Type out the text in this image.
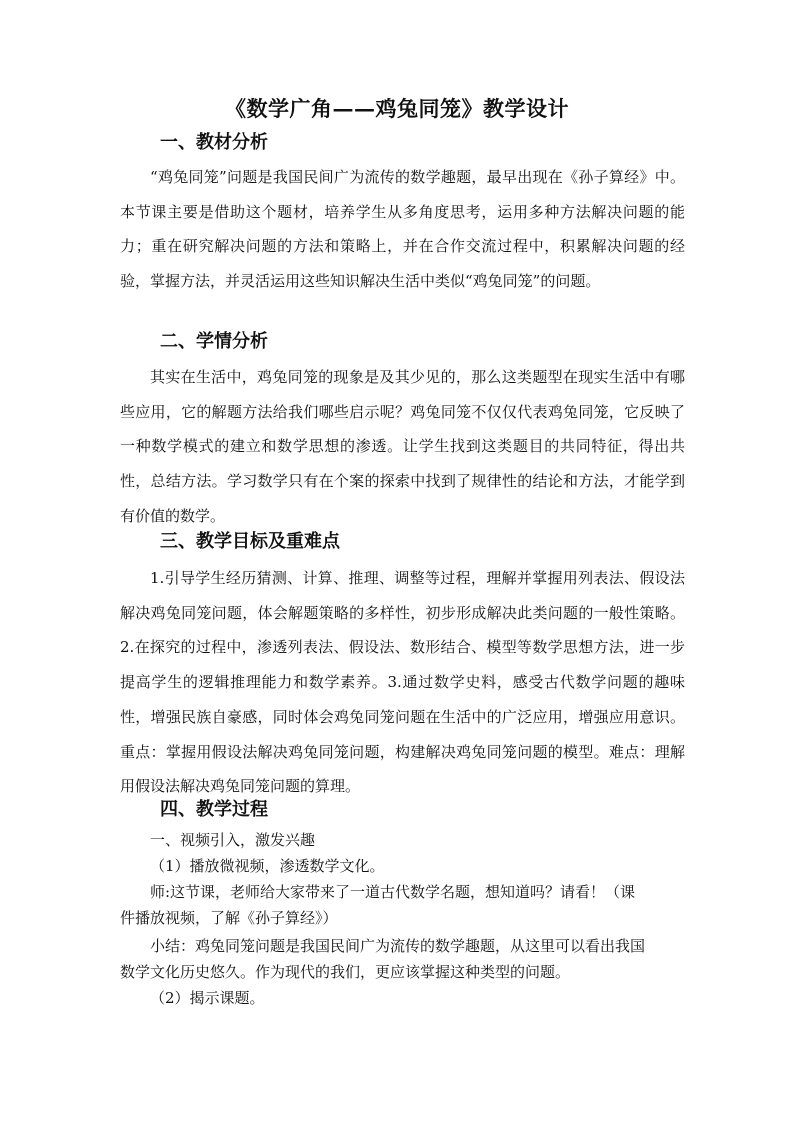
《数学广角——鸡兔同笼》教学设计
一、教材分析
“鸡兔同笼”问题是我国民间广为流传的数学趣题，最早出现在《孙子算经》中。本节课主要是借助这个题材，培养学生从多角度思考，运用多种方法解决问题的能力；重在研究解决问题的方法和策略上，并在合作交流过程中，积累解决问题的经验，掌握方法，并灵活运用这些知识解决生活中类似“鸡兔同笼”的问题。
二、学情分析
其实在生活中，鸡兔同笼的现象是及其少见的，那么这类题型在现实生活中有哪些应用，它的解题方法给我们哪些启示呢？鸡兔同笼不仅仅代表鸡兔同笼，它反映了一种数学模式的建立和数学思想的渗透。让学生找到这类题目的共同特征，得出共性，总结方法。学习数学只有在个案的探索中找到了规律性的结论和方法，才能学到有价值的数学。
三、教学目标及重难点
1.引导学生经历猜测、计算、推理、调整等过程，理解并掌握用列表法、假设法解决鸡兔同笼问题，体会解题策略的多样性，初步形成解决此类问题的一般性策略。2.在探究的过程中，渗透列表法、假设法、数形结合、模型等数学思想方法，进一步提高学生的逻辑推理能力和数学素养。3.通过数学史料，感受古代数学问题的趣味性，增强民族自豪感，同时体会鸡兔同笼问题在生活中的广泛应用，增强应用意识。重点：掌握用假设法解决鸡兔同笼问题，构建解决鸡兔同笼问题的模型。难点：理解用假设法解决鸡兔同笼问题的算理。
四、教学过程
一、视频引入，激发兴趣
（1）播放微视频，渗透数学文化。
师:这节课，老师给大家带来了一道古代数学名题，想知道吗？请看！（课
件播放视频，了解《孙子算经》）
小结：鸡兔同笼问题是我国民间广为流传的数学趣题，从这里可以看出我国
数学文化历史悠久。作为现代的我们，更应该掌握这种类型的问题。
（2）揭示课题。
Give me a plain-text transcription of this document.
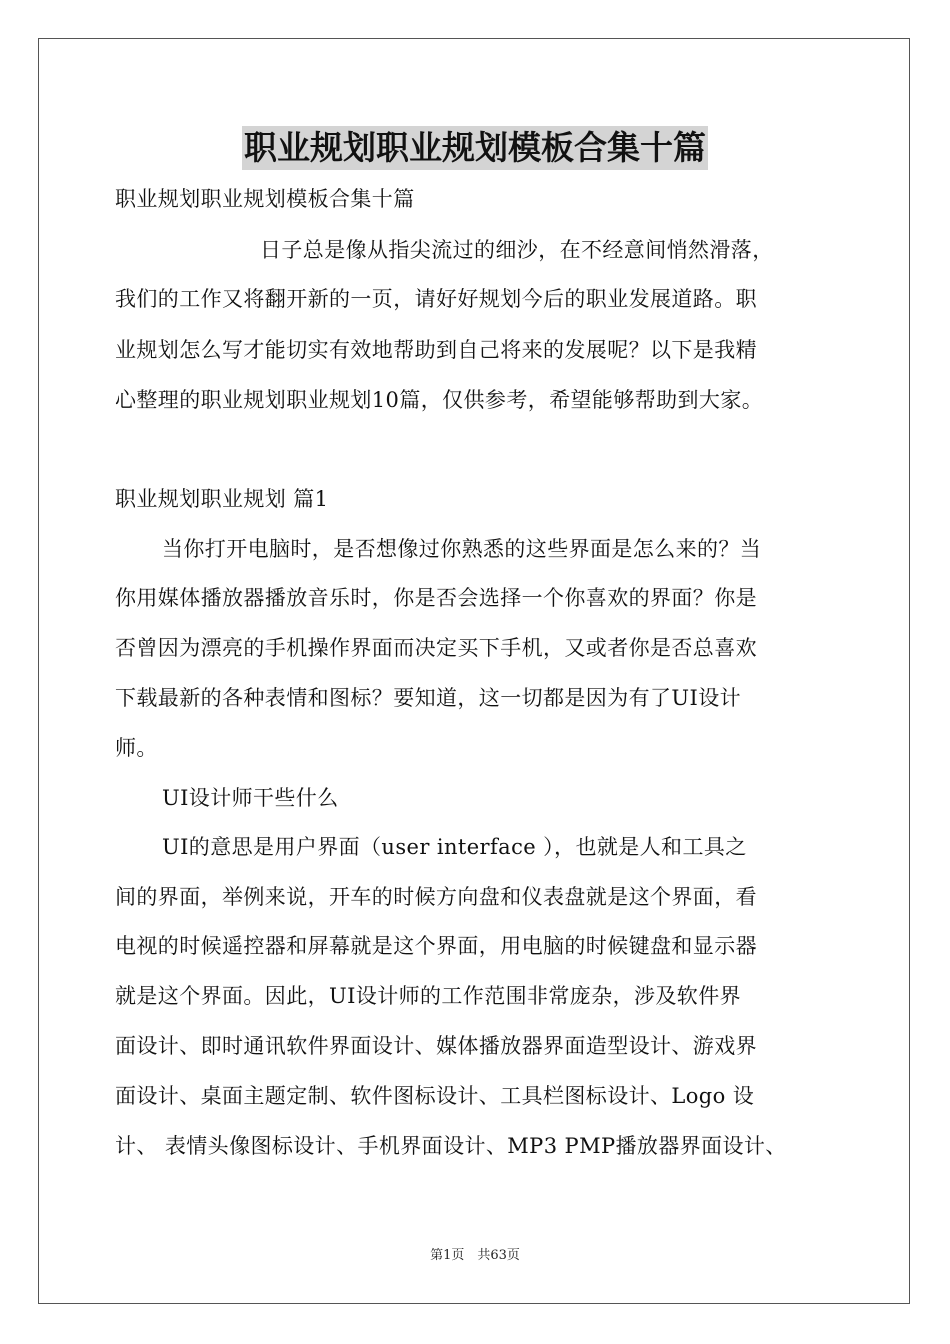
职业规划职业规划模板合集十篇
职业规划职业规划模板合集十篇
日子总是像从指尖流过的细沙，在不经意间悄然滑落，
我们的工作又将翻开新的一页，请好好规划今后的职业发展道路。职
业规划怎么写才能切实有效地帮助到自己将来的发展呢？以下是我精
心整理的职业规划职业规划10篇，仅供参考，希望能够帮助到大家。
职业规划职业规划 篇1
当你打开电脑时，是否想像过你熟悉的这些界面是怎么来的？当
你用媒体播放器播放音乐时，你是否会选择一个你喜欢的界面？你是
否曾因为漂亮的手机操作界面而决定买下手机，又或者你是否总喜欢
下载最新的各种表情和图标？要知道，这一切都是因为有了UI设计
师。
UI设计师干些什么
UI的意思是用户界面（user interface ），也就是人和工具之
间的界面，举例来说，开车的时候方向盘和仪表盘就是这个界面，看
电视的时候遥控器和屏幕就是这个界面，用电脑的时候键盘和显示器
就是这个界面。因此，UI设计师的工作范围非常庞杂，涉及软件界
面设计、即时通讯软件界面设计、媒体播放器界面造型设计、游戏界
面设计、桌面主题定制、软件图标设计、工具栏图标设计、Logo 设
计、 表情头像图标设计、手机界面设计、MP3 PMP播放器界面设计、
第1页　共63页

---------------

*Task details:*
Only the count is needed: the number of lines in the data that include the word "text".

*Answer for this exercise:*
2